-- Start of DATA ROWS --

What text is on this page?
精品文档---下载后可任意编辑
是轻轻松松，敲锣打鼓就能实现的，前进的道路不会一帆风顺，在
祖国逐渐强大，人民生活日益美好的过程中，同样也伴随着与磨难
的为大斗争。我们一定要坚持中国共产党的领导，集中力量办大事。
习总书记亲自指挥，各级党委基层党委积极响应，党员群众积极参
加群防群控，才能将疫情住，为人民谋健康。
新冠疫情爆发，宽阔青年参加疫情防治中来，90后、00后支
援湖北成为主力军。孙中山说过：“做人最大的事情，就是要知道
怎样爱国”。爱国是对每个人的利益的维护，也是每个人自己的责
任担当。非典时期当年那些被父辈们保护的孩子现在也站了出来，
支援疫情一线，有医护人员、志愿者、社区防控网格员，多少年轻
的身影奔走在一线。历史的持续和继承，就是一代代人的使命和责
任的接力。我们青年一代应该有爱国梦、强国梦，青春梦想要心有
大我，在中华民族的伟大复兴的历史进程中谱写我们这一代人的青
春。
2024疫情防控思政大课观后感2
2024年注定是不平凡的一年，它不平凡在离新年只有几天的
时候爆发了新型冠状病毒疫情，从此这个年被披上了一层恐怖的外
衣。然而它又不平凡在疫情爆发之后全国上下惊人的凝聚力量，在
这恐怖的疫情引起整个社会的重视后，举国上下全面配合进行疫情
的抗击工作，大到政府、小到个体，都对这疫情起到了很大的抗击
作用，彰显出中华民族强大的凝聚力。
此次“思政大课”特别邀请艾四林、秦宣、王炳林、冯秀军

-- End of DATA ROWS --

STATED TASK
Write out every entry verbatim.

COMPLETE ANSWER
What text is on this page?
精品文档---下载后可任意编辑
是轻轻松松，敲锣打鼓就能实现的，前进的道路不会一帆风顺，在
祖国逐渐强大，人民生活日益美好的过程中，同样也伴随着与磨难
的为大斗争。我们一定要坚持中国共产党的领导，集中力量办大事。
习总书记亲自指挥，各级党委基层党委积极响应，党员群众积极参
加群防群控，才能将疫情住，为人民谋健康。
新冠疫情爆发，宽阔青年参加疫情防治中来，90后、00后支
援湖北成为主力军。孙中山说过：“做人最大的事情，就是要知道
怎样爱国”。爱国是对每个人的利益的维护，也是每个人自己的责
任担当。非典时期当年那些被父辈们保护的孩子现在也站了出来，
支援疫情一线，有医护人员、志愿者、社区防控网格员，多少年轻
的身影奔走在一线。历史的持续和继承，就是一代代人的使命和责
任的接力。我们青年一代应该有爱国梦、强国梦，青春梦想要心有
大我，在中华民族的伟大复兴的历史进程中谱写我们这一代人的青
春。
2024疫情防控思政大课观后感2
2024年注定是不平凡的一年，它不平凡在离新年只有几天的
时候爆发了新型冠状病毒疫情，从此这个年被披上了一层恐怖的外
衣。然而它又不平凡在疫情爆发之后全国上下惊人的凝聚力量，在
这恐怖的疫情引起整个社会的重视后，举国上下全面配合进行疫情
的抗击工作，大到政府、小到个体，都对这疫情起到了很大的抗击
作用，彰显出中华民族强大的凝聚力。
此次“思政大课”特别邀请艾四林、秦宣、王炳林、冯秀军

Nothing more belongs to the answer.